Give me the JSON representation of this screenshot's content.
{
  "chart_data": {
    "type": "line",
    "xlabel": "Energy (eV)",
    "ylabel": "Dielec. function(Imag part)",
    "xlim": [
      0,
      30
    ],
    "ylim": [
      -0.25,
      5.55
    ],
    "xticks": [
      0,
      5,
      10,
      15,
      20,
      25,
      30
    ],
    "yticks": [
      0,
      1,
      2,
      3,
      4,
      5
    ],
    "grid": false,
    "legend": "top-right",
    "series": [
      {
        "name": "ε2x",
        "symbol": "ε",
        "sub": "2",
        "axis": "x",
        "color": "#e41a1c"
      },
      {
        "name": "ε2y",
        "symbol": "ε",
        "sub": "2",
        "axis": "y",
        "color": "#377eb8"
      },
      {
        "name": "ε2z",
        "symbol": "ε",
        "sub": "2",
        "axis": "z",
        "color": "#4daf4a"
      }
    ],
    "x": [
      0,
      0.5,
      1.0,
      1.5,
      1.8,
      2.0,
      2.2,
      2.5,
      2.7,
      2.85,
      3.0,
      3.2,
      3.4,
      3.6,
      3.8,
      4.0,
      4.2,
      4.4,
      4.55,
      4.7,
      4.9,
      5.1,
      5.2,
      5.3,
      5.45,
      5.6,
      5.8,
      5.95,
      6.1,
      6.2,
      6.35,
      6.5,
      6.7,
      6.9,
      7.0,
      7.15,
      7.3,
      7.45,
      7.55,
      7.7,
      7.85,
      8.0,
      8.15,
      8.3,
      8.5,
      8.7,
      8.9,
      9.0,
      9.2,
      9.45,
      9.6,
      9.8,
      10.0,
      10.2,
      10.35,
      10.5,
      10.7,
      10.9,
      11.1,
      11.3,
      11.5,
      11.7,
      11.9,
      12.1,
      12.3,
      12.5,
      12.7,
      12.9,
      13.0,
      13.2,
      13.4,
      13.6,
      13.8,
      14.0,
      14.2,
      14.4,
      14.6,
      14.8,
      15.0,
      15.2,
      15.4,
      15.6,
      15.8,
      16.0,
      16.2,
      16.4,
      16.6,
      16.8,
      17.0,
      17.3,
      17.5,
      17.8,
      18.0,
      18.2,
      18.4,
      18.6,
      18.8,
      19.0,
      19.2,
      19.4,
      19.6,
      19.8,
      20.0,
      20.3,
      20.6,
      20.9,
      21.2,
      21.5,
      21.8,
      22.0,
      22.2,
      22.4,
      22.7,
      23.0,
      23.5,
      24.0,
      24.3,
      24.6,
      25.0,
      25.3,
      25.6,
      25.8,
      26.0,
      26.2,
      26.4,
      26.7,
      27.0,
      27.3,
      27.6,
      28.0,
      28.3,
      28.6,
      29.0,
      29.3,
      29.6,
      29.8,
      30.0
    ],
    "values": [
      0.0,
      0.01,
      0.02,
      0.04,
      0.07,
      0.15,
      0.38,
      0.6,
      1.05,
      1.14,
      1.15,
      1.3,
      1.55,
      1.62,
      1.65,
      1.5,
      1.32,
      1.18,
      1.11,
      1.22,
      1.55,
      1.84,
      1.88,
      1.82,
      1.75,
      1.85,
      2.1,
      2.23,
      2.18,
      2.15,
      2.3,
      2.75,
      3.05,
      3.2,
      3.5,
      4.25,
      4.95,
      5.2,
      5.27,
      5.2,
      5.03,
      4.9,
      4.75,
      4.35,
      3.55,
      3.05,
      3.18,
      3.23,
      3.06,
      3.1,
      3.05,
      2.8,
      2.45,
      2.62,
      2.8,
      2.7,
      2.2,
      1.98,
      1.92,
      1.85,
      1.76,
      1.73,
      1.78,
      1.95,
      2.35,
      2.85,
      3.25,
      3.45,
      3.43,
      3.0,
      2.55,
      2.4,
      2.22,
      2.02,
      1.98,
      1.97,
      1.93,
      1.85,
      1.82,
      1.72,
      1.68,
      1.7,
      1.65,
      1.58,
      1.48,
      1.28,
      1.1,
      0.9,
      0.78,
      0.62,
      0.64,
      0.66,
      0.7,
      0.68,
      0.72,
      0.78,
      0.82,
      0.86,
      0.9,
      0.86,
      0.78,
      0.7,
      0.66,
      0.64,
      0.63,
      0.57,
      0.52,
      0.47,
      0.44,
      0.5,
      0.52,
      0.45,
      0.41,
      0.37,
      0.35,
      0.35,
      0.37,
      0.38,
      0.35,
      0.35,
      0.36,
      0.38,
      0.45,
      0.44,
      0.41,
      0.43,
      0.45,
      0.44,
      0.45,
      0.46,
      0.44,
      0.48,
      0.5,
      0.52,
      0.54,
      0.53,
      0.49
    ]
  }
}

━━━━━━━━━━

Problem -
Nothing should be left out: return all of the records exactly.

Task answer -
Give me the JSON representation of this screenshot's content.
{
  "chart_data": {
    "type": "line",
    "xlabel": "Energy (eV)",
    "ylabel": "Dielec. function(Imag part)",
    "xlim": [
      0,
      30
    ],
    "ylim": [
      -0.25,
      5.55
    ],
    "xticks": [
      0,
      5,
      10,
      15,
      20,
      25,
      30
    ],
    "yticks": [
      0,
      1,
      2,
      3,
      4,
      5
    ],
    "grid": false,
    "legend": "top-right",
    "series": [
      {
        "name": "ε2x",
        "symbol": "ε",
        "sub": "2",
        "axis": "x",
        "color": "#e41a1c"
      },
      {
        "name": "ε2y",
        "symbol": "ε",
        "sub": "2",
        "axis": "y",
        "color": "#377eb8"
      },
      {
        "name": "ε2z",
        "symbol": "ε",
        "sub": "2",
        "axis": "z",
        "color": "#4daf4a"
      }
    ],
    "x": [
      0,
      0.5,
      1.0,
      1.5,
      1.8,
      2.0,
      2.2,
      2.5,
      2.7,
      2.85,
      3.0,
      3.2,
      3.4,
      3.6,
      3.8,
      4.0,
      4.2,
      4.4,
      4.55,
      4.7,
      4.9,
      5.1,
      5.2,
      5.3,
      5.45,
      5.6,
      5.8,
      5.95,
      6.1,
      6.2,
      6.35,
      6.5,
      6.7,
      6.9,
      7.0,
      7.15,
      7.3,
      7.45,
      7.55,
      7.7,
      7.85,
      8.0,
      8.15,
      8.3,
      8.5,
      8.7,
      8.9,
      9.0,
      9.2,
      9.45,
      9.6,
      9.8,
      10.0,
      10.2,
      10.35,
      10.5,
      10.7,
      10.9,
      11.1,
      11.3,
      11.5,
      11.7,
      11.9,
      12.1,
      12.3,
      12.5,
      12.7,
      12.9,
      13.0,
      13.2,
      13.4,
      13.6,
      13.8,
      14.0,
      14.2,
      14.4,
      14.6,
      14.8,
      15.0,
      15.2,
      15.4,
      15.6,
      15.8,
      16.0,
      16.2,
      16.4,
      16.6,
      16.8,
      17.0,
      17.3,
      17.5,
      17.8,
      18.0,
      18.2,
      18.4,
      18.6,
      18.8,
      19.0,
      19.2,
      19.4,
      19.6,
      19.8,
      20.0,
      20.3,
      20.6,
      20.9,
      21.2,
      21.5,
      21.8,
      22.0,
      22.2,
      22.4,
      22.7,
      23.0,
      23.5,
      24.0,
      24.3,
      24.6,
      25.0,
      25.3,
      25.6,
      25.8,
      26.0,
      26.2,
      26.4,
      26.7,
      27.0,
      27.3,
      27.6,
      28.0,
      28.3,
      28.6,
      29.0,
      29.3,
      29.6,
      29.8,
      30.0
    ],
    "values": [
      0.0,
      0.01,
      0.02,
      0.04,
      0.07,
      0.15,
      0.38,
      0.6,
      1.05,
      1.14,
      1.15,
      1.3,
      1.55,
      1.62,
      1.65,
      1.5,
      1.32,
      1.18,
      1.11,
      1.22,
      1.55,
      1.84,
      1.88,
      1.82,
      1.75,
      1.85,
      2.1,
      2.23,
      2.18,
      2.15,
      2.3,
      2.75,
      3.05,
      3.2,
      3.5,
      4.25,
      4.95,
      5.2,
      5.27,
      5.2,
      5.03,
      4.9,
      4.75,
      4.35,
      3.55,
      3.05,
      3.18,
      3.23,
      3.06,
      3.1,
      3.05,
      2.8,
      2.45,
      2.62,
      2.8,
      2.7,
      2.2,
      1.98,
      1.92,
      1.85,
      1.76,
      1.73,
      1.78,
      1.95,
      2.35,
      2.85,
      3.25,
      3.45,
      3.43,
      3.0,
      2.55,
      2.4,
      2.22,
      2.02,
      1.98,
      1.97,
      1.93,
      1.85,
      1.82,
      1.72,
      1.68,
      1.7,
      1.65,
      1.58,
      1.48,
      1.28,
      1.1,
      0.9,
      0.78,
      0.62,
      0.64,
      0.66,
      0.7,
      0.68,
      0.72,
      0.78,
      0.82,
      0.86,
      0.9,
      0.86,
      0.78,
      0.7,
      0.66,
      0.64,
      0.63,
      0.57,
      0.52,
      0.47,
      0.44,
      0.5,
      0.52,
      0.45,
      0.41,
      0.37,
      0.35,
      0.35,
      0.37,
      0.38,
      0.35,
      0.35,
      0.36,
      0.38,
      0.45,
      0.44,
      0.41,
      0.43,
      0.45,
      0.44,
      0.45,
      0.46,
      0.44,
      0.48,
      0.5,
      0.52,
      0.54,
      0.53,
      0.49
    ]
  }
}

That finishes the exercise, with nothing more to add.